= RECORD EXTRACTS =
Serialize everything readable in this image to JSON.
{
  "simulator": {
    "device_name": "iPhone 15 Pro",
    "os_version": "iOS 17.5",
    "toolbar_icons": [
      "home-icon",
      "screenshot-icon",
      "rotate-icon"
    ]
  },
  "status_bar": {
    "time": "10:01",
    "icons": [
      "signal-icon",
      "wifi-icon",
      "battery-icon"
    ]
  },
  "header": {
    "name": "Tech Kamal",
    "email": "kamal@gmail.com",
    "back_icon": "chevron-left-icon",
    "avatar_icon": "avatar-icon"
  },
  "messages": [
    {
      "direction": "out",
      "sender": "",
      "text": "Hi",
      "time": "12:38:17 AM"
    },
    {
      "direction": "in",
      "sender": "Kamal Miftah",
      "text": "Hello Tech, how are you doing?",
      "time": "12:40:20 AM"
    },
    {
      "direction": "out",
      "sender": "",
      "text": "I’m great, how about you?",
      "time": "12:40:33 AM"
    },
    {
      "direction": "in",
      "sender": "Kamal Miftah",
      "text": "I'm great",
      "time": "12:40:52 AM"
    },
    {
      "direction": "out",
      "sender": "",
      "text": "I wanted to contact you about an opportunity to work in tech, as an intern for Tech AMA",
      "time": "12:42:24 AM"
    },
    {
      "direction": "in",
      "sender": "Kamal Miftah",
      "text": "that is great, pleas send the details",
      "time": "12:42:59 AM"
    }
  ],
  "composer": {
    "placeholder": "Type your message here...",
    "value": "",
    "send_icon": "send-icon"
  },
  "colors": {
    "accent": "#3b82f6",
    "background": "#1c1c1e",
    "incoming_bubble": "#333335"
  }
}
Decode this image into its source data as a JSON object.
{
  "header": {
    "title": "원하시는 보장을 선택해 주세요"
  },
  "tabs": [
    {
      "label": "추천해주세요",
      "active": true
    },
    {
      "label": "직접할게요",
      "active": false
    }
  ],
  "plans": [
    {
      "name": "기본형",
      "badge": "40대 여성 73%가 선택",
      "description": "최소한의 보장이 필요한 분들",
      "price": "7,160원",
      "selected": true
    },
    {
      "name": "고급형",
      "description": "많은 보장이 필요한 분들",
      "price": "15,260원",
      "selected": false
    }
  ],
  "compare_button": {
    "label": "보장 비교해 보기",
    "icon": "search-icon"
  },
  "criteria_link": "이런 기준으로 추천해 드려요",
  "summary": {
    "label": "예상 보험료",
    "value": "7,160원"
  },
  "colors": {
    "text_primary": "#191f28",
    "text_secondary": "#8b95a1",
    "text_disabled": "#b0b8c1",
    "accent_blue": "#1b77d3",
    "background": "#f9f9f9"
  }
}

= AIM OF THE TASK =
Pick out the lines above containing the word "image", then copy them.

= FINISHED EXERCISE =
Serialize everything readable in this image to JSON.
Decode this image into its source data as a JSON object.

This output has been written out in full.